-- start of Provided information --
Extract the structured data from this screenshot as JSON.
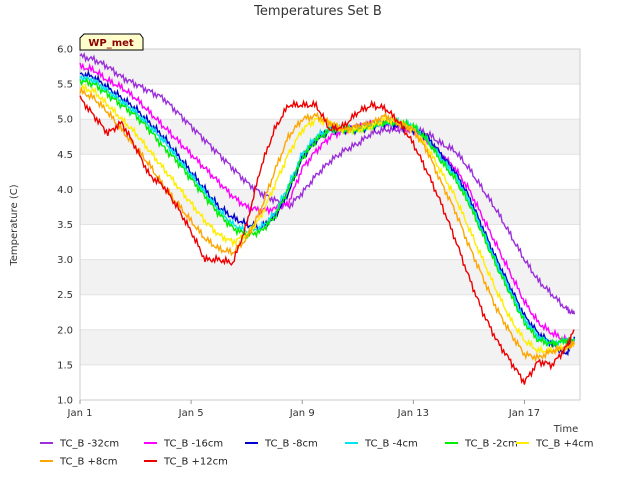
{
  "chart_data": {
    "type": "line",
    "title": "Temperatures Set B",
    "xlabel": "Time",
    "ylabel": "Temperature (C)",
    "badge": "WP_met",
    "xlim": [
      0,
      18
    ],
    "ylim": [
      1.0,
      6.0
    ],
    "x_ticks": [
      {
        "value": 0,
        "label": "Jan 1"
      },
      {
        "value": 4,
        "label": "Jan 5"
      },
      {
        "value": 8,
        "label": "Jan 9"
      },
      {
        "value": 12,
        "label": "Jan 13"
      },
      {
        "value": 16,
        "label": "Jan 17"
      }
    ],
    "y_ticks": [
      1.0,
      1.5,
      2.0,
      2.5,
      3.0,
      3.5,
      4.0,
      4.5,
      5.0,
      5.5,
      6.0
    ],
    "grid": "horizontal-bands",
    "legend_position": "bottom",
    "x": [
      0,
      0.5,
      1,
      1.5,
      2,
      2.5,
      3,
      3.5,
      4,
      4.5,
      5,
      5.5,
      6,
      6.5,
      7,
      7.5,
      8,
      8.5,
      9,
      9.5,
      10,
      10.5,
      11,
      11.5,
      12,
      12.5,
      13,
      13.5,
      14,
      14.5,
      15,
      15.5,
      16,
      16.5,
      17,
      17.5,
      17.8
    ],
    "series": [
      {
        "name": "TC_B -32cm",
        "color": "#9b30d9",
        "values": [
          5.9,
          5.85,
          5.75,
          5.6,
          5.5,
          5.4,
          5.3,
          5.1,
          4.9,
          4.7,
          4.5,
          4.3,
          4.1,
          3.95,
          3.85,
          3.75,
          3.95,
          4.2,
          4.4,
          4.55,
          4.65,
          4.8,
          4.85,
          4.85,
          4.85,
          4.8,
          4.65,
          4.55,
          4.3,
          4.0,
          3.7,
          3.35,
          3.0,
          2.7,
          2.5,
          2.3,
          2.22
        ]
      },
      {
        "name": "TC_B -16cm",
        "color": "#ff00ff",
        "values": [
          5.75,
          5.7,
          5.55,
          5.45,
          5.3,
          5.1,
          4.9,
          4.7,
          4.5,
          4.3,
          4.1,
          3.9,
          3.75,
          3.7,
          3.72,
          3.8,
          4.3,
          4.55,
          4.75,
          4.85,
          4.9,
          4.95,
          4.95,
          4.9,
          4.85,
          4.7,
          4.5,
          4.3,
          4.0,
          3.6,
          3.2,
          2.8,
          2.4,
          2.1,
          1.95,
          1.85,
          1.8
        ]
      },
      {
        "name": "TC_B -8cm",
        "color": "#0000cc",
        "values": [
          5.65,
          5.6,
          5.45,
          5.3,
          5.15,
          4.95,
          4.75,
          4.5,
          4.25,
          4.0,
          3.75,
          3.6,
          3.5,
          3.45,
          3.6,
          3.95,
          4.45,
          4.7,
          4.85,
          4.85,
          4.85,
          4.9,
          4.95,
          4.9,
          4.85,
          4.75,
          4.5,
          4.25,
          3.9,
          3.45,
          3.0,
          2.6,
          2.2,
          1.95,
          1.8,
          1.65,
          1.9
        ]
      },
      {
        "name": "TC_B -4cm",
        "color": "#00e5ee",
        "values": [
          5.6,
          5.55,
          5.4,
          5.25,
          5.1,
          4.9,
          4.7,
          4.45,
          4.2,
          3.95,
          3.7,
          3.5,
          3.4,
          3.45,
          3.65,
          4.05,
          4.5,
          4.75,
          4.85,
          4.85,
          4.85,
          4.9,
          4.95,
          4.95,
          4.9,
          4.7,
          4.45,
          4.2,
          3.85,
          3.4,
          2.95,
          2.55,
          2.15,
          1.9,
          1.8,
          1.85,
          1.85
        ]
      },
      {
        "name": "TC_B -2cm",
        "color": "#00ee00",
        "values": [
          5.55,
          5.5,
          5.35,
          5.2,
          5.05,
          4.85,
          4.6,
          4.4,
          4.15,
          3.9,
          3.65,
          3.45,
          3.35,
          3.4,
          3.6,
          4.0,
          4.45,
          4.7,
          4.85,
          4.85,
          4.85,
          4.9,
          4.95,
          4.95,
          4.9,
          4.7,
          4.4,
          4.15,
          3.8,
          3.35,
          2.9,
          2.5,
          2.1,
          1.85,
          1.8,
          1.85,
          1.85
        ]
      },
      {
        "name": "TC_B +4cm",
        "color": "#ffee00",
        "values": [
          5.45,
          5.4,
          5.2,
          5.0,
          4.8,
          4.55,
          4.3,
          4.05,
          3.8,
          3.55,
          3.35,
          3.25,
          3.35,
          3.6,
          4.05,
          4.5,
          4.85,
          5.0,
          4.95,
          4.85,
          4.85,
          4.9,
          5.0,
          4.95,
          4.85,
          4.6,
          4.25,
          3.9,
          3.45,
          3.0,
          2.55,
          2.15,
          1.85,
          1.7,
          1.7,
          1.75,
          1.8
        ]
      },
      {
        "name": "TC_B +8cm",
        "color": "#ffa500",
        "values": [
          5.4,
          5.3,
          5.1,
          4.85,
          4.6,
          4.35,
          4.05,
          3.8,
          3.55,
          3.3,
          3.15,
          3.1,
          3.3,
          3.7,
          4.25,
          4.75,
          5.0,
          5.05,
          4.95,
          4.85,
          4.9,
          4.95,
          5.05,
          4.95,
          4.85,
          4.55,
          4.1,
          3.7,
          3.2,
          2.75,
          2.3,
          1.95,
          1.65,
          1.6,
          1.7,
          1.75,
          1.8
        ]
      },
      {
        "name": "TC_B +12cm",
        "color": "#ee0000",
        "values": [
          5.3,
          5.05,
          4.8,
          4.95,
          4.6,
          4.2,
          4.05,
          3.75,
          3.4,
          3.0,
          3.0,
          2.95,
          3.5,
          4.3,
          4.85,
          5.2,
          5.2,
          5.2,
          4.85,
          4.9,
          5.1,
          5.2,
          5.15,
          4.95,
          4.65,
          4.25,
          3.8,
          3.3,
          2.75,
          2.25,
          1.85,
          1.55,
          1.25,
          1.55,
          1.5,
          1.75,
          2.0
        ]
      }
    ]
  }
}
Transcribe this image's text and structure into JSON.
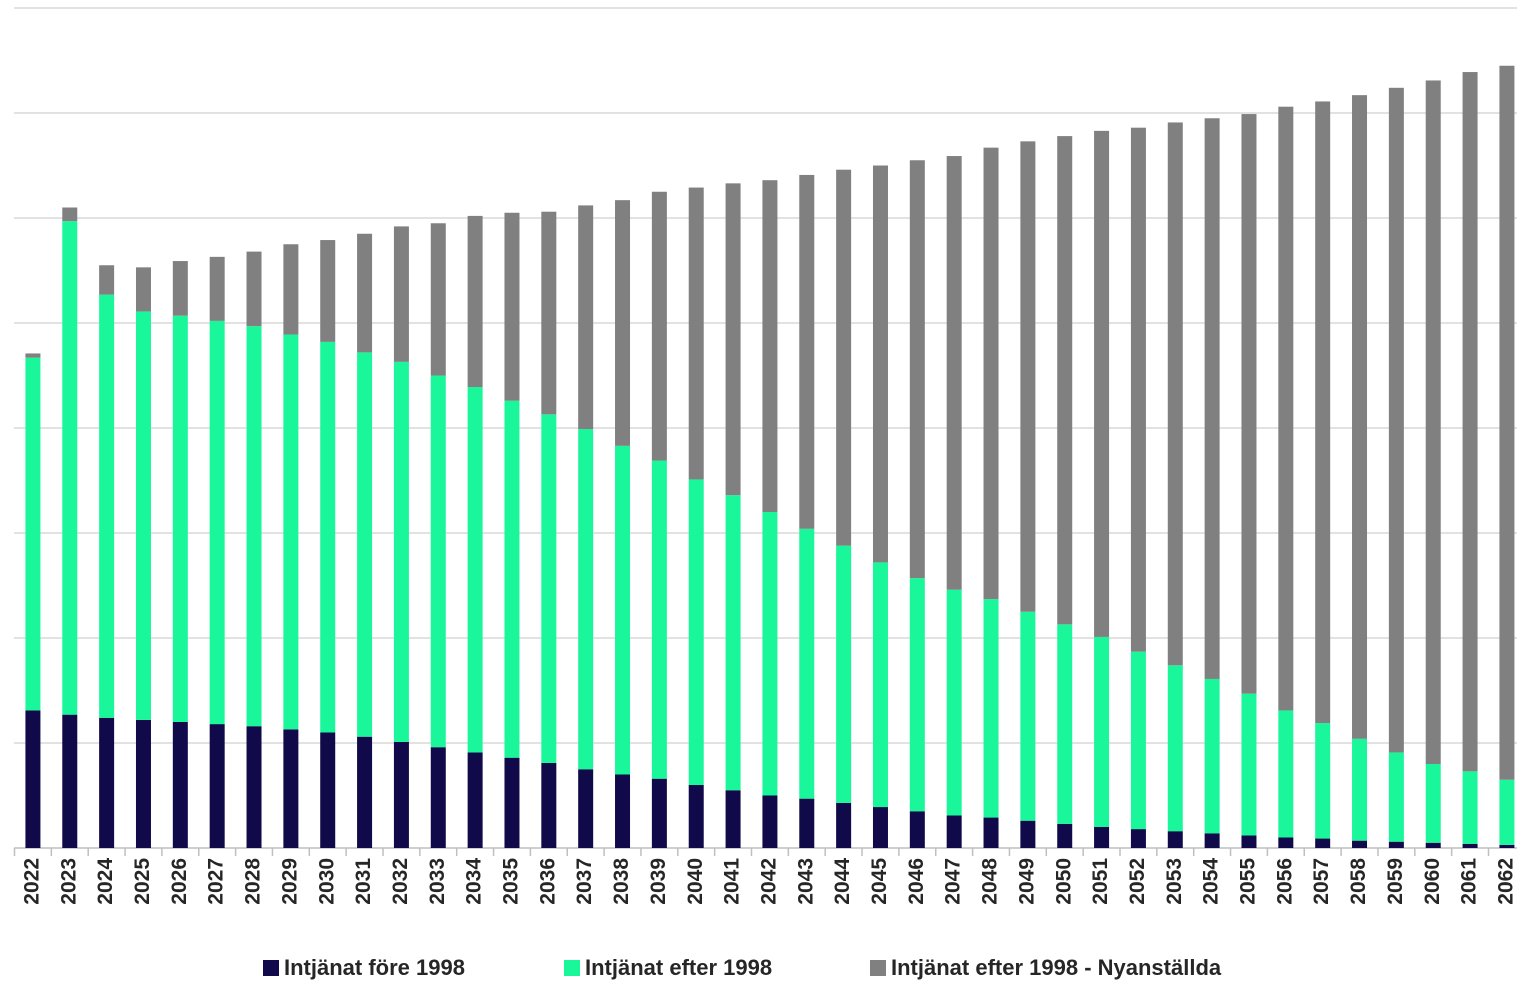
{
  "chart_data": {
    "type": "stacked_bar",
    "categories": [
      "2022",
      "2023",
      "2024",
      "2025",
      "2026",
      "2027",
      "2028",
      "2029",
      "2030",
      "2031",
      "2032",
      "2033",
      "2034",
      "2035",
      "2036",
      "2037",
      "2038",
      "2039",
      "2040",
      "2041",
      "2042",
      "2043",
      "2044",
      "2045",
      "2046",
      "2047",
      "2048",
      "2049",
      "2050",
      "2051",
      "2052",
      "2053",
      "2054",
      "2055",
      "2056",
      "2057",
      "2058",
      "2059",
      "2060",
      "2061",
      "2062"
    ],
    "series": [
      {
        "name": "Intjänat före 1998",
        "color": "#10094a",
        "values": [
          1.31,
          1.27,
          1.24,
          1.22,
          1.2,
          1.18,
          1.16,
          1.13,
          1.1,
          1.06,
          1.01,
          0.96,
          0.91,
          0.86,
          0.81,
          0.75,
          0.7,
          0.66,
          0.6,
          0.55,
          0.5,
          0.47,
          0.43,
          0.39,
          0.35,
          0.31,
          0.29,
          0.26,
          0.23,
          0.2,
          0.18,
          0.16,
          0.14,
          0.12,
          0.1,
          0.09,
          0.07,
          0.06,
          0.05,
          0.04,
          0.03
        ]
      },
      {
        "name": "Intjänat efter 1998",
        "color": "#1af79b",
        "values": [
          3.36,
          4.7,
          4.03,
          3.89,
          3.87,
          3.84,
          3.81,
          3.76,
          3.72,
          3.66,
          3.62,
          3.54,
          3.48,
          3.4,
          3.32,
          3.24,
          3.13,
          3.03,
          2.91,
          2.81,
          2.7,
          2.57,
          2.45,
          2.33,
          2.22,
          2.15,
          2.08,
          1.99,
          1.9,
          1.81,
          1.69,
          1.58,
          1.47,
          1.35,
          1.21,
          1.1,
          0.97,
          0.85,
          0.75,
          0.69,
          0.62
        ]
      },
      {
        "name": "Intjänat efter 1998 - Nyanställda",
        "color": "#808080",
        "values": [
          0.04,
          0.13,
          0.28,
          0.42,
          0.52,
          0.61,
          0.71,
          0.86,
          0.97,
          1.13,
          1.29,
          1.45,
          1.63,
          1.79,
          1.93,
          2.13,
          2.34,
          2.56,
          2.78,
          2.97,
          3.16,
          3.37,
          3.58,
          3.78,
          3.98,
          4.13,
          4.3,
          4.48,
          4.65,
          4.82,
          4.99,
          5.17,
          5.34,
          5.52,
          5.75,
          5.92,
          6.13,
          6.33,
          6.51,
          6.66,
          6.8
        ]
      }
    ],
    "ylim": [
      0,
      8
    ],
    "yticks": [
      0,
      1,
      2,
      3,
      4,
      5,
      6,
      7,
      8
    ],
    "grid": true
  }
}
-- end of Provided information --
Look over the listing above. Pick out and copy every line that includes "Intjänat".

Exercise response:
        "name": "Intjänat före 1998",
        "name": "Intjänat efter 1998",
        "name": "Intjänat efter 1998 - Nyanställda",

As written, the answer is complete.